■ Exercise text:
========================
Studies have examined the effect of different lag times in temperature on asthma-related events. Mireku et al. found that the change in temperature over the 24 h preceding was associated with asthma-related ED visits, but not further lags in time. Zhang et al. documented the lag effects of exposures for up to 10 days prior to the asthma exacerbation and found significant lag effects for temperature (lag day 5), wind speed (lag day 5), humidity (lag day 9), and air quality index (lag day 2)(Zhang et al. 2020). However, the relative risk remained very small (RR < 1.05).

Outdoor pollution can be a trigger for asthma exacerbations in children(Global Initiative for Asthma 2023). Air pollutants can promote oxidative stress and induce inflammatory responses in the airways, leading to asthma symptoms (Dondi et al. 2023). Children may be particularly vulnerable given their developing lungs, higher breathing and metabolic rates, and spend more time outdoors(Committee on Environmental Health 2004). In Quebec, using population-based data, specific air pollutants (PM2.5, NO2, and SO2) have been associated with small but significant increases in childhood asthma onset rates(Liu et al. 2023). We did not find a statistically significant association between the AQHI and asthma-related ED visits. However, a trend for a weak but positive association can be observed in Fig. 3c. The lack of association in our study may be due to the relatively unpolluted air in Montreal overall and the lack of large variations in air quality. Specifically, the median AQHI was 2.3 (IQR 1.9, 2.7) over our study period, which is in the low risk zone. The maximum AQHI was 5.2, which represents a moderate health risk. Studies that have documented a positive association between air quality and asthma-related events were performed in locations with generally poorer air quality(Rosser et al. 2022; Zhang et al. 2020). In 2023, Montreal and the province of Quebec experienced periods of very poor air quality due to landscape fires, when the AQHI was 10+. Future studies could focus on these periods to evaluate the impact of unhealthy air quality indices associated with such extreme events.
========================
■ Exercise requirements:
a) In the asthma passage, what was the median AQHI over the study period?
b) Quote the asthma passage from "Studies have examined" to "very small (RR < 1.05).".
c) List every exposure that, according to the asthma passage, showed significant lag effects in the Zhang et al. study.

Document layout analysis data
========================
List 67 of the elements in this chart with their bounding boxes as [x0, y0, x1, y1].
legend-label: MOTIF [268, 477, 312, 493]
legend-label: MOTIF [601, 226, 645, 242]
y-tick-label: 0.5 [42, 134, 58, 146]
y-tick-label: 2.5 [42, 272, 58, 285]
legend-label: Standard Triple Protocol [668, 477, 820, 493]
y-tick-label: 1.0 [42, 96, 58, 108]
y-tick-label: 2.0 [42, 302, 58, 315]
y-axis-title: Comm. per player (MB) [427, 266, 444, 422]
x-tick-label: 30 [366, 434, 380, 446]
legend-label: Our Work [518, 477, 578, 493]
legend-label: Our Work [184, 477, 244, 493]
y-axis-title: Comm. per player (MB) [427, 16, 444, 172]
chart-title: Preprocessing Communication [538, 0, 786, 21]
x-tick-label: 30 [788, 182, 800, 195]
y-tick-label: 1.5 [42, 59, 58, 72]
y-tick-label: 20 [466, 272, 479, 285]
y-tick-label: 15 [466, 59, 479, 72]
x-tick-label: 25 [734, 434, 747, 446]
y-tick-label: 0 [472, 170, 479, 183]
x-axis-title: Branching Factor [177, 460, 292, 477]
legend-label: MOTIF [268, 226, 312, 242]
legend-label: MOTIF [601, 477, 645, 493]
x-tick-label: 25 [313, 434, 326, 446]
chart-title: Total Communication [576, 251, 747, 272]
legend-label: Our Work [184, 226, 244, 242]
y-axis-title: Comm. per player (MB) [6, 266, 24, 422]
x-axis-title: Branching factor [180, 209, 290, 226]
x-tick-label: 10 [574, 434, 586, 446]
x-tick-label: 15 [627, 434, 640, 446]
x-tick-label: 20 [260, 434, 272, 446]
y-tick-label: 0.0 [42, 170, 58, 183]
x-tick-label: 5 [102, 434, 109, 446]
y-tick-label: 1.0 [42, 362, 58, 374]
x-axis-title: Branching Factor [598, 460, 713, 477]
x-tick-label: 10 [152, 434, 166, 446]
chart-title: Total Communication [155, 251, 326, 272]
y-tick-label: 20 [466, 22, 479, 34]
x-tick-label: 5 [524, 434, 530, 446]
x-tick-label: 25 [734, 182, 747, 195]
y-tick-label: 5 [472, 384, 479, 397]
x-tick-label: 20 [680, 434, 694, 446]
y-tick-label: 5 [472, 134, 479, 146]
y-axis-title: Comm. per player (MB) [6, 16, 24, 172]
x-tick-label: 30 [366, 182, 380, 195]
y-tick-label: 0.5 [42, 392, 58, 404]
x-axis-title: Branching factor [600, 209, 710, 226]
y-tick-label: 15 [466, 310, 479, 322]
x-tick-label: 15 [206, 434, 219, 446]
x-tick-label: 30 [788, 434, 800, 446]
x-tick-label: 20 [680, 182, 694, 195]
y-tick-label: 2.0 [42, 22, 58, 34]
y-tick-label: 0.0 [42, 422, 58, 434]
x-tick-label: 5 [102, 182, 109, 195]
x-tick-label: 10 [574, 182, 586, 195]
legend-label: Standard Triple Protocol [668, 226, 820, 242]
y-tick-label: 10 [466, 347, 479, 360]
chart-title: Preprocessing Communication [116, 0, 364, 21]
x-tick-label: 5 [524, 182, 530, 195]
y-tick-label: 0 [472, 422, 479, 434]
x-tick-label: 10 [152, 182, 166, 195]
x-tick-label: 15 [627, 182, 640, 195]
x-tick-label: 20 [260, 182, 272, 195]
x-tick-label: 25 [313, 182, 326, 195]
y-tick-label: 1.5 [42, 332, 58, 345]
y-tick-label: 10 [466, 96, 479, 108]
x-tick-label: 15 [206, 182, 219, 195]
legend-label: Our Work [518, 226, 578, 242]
========================
■ Solution list:
a) 2.3 (IQR 1.9, 2.7)

b)
Studies have examined the effect of different lag times in temperature on asthma-related events. Mireku et al. found that the change in temperature over the 24 h preceding was associated with asthma-related ED visits, but not further lags in time. Zhang et al. documented the lag effects of exposures for up to 10 days prior to the asthma exacerbation and found significant lag effects for temperature (lag day 5), wind speed (lag day 5), humidity (lag day 9), and air quality index (lag day 2)(Zhang et al. 2020). However, the relative risk remained very small (RR < 1.05).

c) Temperature, wind speed, humidity, and air quality index